▶ [EXERCISE BRIEF] Each record is to be printed again precisely as it reads.

___

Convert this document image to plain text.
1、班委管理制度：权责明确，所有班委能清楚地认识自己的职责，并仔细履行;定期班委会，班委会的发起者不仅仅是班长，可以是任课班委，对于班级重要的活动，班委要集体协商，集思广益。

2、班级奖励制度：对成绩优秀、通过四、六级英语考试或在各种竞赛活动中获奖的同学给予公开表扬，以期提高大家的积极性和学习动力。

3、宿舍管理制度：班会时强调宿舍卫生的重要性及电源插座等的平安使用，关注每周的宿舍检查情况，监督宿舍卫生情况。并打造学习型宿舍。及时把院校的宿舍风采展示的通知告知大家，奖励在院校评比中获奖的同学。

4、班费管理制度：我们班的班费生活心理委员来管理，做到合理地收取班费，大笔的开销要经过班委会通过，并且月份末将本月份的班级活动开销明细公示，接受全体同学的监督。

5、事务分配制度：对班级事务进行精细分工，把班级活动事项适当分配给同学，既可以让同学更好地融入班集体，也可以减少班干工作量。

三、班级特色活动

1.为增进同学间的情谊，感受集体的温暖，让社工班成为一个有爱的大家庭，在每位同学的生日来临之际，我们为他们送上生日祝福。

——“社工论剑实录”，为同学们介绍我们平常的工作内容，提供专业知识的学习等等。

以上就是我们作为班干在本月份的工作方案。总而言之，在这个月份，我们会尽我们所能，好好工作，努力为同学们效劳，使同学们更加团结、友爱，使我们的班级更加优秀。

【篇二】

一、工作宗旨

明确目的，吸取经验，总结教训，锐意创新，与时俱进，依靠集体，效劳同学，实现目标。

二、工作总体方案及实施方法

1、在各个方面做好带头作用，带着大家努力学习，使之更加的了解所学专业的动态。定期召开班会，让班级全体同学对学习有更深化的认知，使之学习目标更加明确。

___

▶ [FINAL ANSWER]
Convert this document image to plain text.
1、班委管理制度：权责明确，所有班委能清楚地认识自己的职责，并仔细履行;定期班委会，班委会的发起者不仅仅是班长，可以是任课班委，对于班级重要的活动，班委要集体协商，集思广益。

2、班级奖励制度：对成绩优秀、通过四、六级英语考试或在各种竞赛活动中获奖的同学给予公开表扬，以期提高大家的积极性和学习动力。

3、宿舍管理制度：班会时强调宿舍卫生的重要性及电源插座等的平安使用，关注每周的宿舍检查情况，监督宿舍卫生情况。并打造学习型宿舍。及时把院校的宿舍风采展示的通知告知大家，奖励在院校评比中获奖的同学。

4、班费管理制度：我们班的班费生活心理委员来管理，做到合理地收取班费，大笔的开销要经过班委会通过，并且月份末将本月份的班级活动开销明细公示，接受全体同学的监督。

5、事务分配制度：对班级事务进行精细分工，把班级活动事项适当分配给同学，既可以让同学更好地融入班集体，也可以减少班干工作量。

三、班级特色活动

1.为增进同学间的情谊，感受集体的温暖，让社工班成为一个有爱的大家庭，在每位同学的生日来临之际，我们为他们送上生日祝福。

——“社工论剑实录”，为同学们介绍我们平常的工作内容，提供专业知识的学习等等。

以上就是我们作为班干在本月份的工作方案。总而言之，在这个月份，我们会尽我们所能，好好工作，努力为同学们效劳，使同学们更加团结、友爱，使我们的班级更加优秀。

【篇二】

一、工作宗旨

明确目的，吸取经验，总结教训，锐意创新，与时俱进，依靠集体，效劳同学，实现目标。

二、工作总体方案及实施方法

1、在各个方面做好带头作用，带着大家努力学习，使之更加的了解所学专业的动态。定期召开班会，让班级全体同学对学习有更深化的认知，使之学习目标更加明确。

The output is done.